■ Source material ■
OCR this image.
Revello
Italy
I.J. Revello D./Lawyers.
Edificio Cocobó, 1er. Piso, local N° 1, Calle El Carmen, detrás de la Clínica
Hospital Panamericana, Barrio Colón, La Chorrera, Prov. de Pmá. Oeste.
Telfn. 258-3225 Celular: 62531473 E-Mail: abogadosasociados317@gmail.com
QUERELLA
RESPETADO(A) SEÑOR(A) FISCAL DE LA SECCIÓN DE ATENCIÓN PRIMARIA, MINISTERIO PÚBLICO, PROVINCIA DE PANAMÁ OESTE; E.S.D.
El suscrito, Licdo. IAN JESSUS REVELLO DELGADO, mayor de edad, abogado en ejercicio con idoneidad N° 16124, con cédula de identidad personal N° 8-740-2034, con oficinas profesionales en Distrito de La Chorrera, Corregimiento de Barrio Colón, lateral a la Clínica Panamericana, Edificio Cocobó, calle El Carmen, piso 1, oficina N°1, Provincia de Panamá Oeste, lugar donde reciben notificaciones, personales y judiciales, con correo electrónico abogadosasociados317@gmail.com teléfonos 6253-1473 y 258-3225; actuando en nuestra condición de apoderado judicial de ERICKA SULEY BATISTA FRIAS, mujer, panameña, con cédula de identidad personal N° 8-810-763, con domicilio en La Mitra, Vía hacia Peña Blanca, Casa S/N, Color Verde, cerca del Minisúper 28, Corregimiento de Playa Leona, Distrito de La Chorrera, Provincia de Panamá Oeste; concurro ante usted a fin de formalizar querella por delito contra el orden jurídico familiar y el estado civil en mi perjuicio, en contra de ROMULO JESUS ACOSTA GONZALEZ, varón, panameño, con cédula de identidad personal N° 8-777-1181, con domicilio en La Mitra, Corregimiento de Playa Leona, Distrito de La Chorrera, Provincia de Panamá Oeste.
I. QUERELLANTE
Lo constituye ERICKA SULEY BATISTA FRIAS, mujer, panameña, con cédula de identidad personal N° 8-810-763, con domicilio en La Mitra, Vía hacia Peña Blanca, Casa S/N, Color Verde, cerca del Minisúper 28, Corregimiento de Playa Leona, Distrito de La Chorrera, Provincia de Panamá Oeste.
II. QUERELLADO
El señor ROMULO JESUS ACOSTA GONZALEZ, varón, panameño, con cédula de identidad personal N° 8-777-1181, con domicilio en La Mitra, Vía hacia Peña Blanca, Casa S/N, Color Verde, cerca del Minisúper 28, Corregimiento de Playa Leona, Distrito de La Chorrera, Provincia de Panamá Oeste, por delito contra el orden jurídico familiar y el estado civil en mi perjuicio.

■ Exercise instructions ■
From the records above, pull out every line containing the word "personal".

■ Solution to this exercise ■
El suscrito, Licdo. IAN JESSUS REVELLO DELGADO, mayor de edad, abogado en ejercicio con idoneidad N° 16124, con cédula de identidad personal N° 8-740-2034, con oficinas profesionales en Distrito de La Chorrera, Corregimiento de Barrio Colón, lateral a la Clínica Panamericana, Edificio Cocobó, calle El Carmen, piso 1, oficina N°1, Provincia de Panamá Oeste, lugar donde reciben notificaciones, personales y judiciales, con correo electrónico abogadosasociados317@gmail.com teléfonos 6253-1473 y 258-3225; actuando en nuestra condición de apoderado judicial de ERICKA SULEY BATISTA FRIAS, mujer, panameña, con cédula de identidad personal N° 8-810-763, con domicilio en La Mitra, Vía hacia Peña Blanca, Casa S/N, Color Verde, cerca del Minisúper 28, Corregimiento de Playa Leona, Distrito de La Chorrera, Provincia de Panamá Oeste; concurro ante usted a fin de formalizar querella por delito contra el orden jurídico familiar y el estado civil en mi perjuicio, en contra de ROMULO JESUS ACOSTA GONZALEZ, varón, panameño, con cédula de identidad personal N° 8-777-1181, con domicilio en La Mitra, Corregimiento de Playa Leona, Distrito de La Chorrera, Provincia de Panamá Oeste.
Lo constituye ERICKA SULEY BATISTA FRIAS, mujer, panameña, con cédula de identidad personal N° 8-810-763, con domicilio en La Mitra, Vía hacia Peña Blanca, Casa S/N, Color Verde, cerca del Minisúper 28, Corregimiento de Playa Leona, Distrito de La Chorrera, Provincia de Panamá Oeste.
El señor ROMULO JESUS ACOSTA GONZALEZ, varón, panameño, con cédula de identidad personal N° 8-777-1181, con domicilio en La Mitra, Vía hacia Peña Blanca, Casa S/N, Color Verde, cerca del Minisúper 28, Corregimiento de Playa Leona, Distrito de La Chorrera, Provincia de Panamá Oeste, por delito contra el orden jurídico familiar y el estado civil en mi perjuicio.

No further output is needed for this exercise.